Figure record listings:
Start
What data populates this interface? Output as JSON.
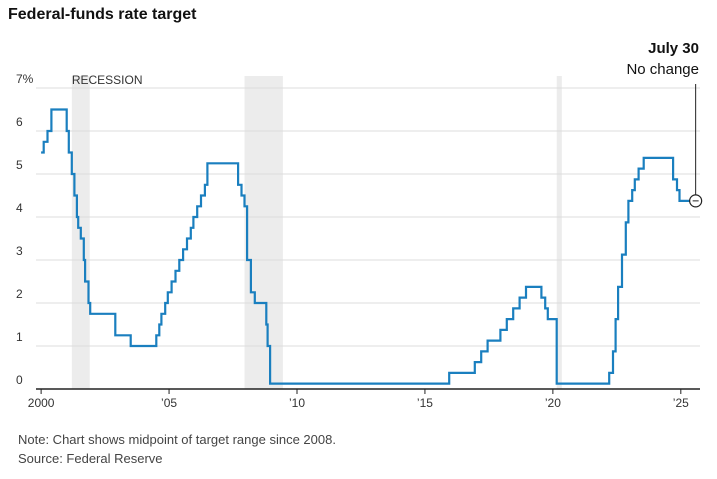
{
  "title": "Federal-funds rate target",
  "callout": {
    "date": "July 30",
    "text": "No change"
  },
  "notes": {
    "note": "Note: Chart shows midpoint of target range since 2008.",
    "source": "Source: Federal Reserve"
  },
  "chart_data": {
    "type": "line",
    "title": "Federal-funds rate target",
    "ylim": [
      0,
      7
    ],
    "yticks": [
      0,
      1,
      2,
      3,
      4,
      5,
      6,
      7
    ],
    "ytick_labels": [
      "0",
      "1",
      "2",
      "3",
      "4",
      "5",
      "6",
      "7%"
    ],
    "xlim": [
      1999.8,
      2025.75
    ],
    "xticks": [
      2000,
      2005,
      2010,
      2015,
      2020,
      2025
    ],
    "xtick_labels": [
      "2000",
      "’05",
      "’10",
      "’15",
      "’20",
      "’25"
    ],
    "grid": true,
    "recessions": [
      {
        "start": 2001.2,
        "end": 2001.9,
        "label": "RECESSION"
      },
      {
        "start": 2007.95,
        "end": 2009.45,
        "label": ""
      },
      {
        "start": 2020.15,
        "end": 2020.35,
        "label": ""
      }
    ],
    "colors": {
      "line": "#1a7fbf",
      "recession": "#ececec",
      "grid": "#dddddd",
      "axis": "#222222"
    },
    "series": [
      {
        "step": true,
        "points": [
          [
            2000.0,
            5.5
          ],
          [
            2000.1,
            5.75
          ],
          [
            2000.25,
            6.0
          ],
          [
            2000.4,
            6.5
          ],
          [
            2001.0,
            6.0
          ],
          [
            2001.08,
            5.5
          ],
          [
            2001.2,
            5.0
          ],
          [
            2001.3,
            4.5
          ],
          [
            2001.4,
            4.0
          ],
          [
            2001.45,
            3.75
          ],
          [
            2001.55,
            3.5
          ],
          [
            2001.67,
            3.0
          ],
          [
            2001.72,
            2.5
          ],
          [
            2001.85,
            2.0
          ],
          [
            2001.92,
            1.75
          ],
          [
            2002.9,
            1.25
          ],
          [
            2003.5,
            1.0
          ],
          [
            2004.5,
            1.25
          ],
          [
            2004.62,
            1.5
          ],
          [
            2004.7,
            1.75
          ],
          [
            2004.85,
            2.0
          ],
          [
            2004.95,
            2.25
          ],
          [
            2005.1,
            2.5
          ],
          [
            2005.25,
            2.75
          ],
          [
            2005.4,
            3.0
          ],
          [
            2005.55,
            3.25
          ],
          [
            2005.7,
            3.5
          ],
          [
            2005.85,
            3.75
          ],
          [
            2005.95,
            4.0
          ],
          [
            2006.1,
            4.25
          ],
          [
            2006.25,
            4.5
          ],
          [
            2006.4,
            4.75
          ],
          [
            2006.5,
            5.25
          ],
          [
            2007.7,
            4.75
          ],
          [
            2007.83,
            4.5
          ],
          [
            2007.95,
            4.25
          ],
          [
            2008.05,
            3.0
          ],
          [
            2008.2,
            2.25
          ],
          [
            2008.35,
            2.0
          ],
          [
            2008.8,
            1.5
          ],
          [
            2008.85,
            1.0
          ],
          [
            2008.95,
            0.125
          ],
          [
            2015.95,
            0.375
          ],
          [
            2016.95,
            0.625
          ],
          [
            2017.2,
            0.875
          ],
          [
            2017.45,
            1.125
          ],
          [
            2017.95,
            1.375
          ],
          [
            2018.2,
            1.625
          ],
          [
            2018.45,
            1.875
          ],
          [
            2018.7,
            2.125
          ],
          [
            2018.95,
            2.375
          ],
          [
            2019.55,
            2.125
          ],
          [
            2019.7,
            1.875
          ],
          [
            2019.8,
            1.625
          ],
          [
            2020.15,
            0.125
          ],
          [
            2022.2,
            0.375
          ],
          [
            2022.35,
            0.875
          ],
          [
            2022.45,
            1.625
          ],
          [
            2022.55,
            2.375
          ],
          [
            2022.7,
            3.125
          ],
          [
            2022.85,
            3.875
          ],
          [
            2022.95,
            4.375
          ],
          [
            2023.1,
            4.625
          ],
          [
            2023.2,
            4.875
          ],
          [
            2023.35,
            5.125
          ],
          [
            2023.55,
            5.375
          ],
          [
            2024.7,
            4.875
          ],
          [
            2024.85,
            4.625
          ],
          [
            2024.95,
            4.375
          ],
          [
            2025.58,
            4.375
          ]
        ]
      }
    ],
    "annotation": {
      "x": 2025.58,
      "y": 4.375
    }
  }
}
End
Among the lines of the material above, how many include the string "target"? Report only that number.

◆ Solution ◆
3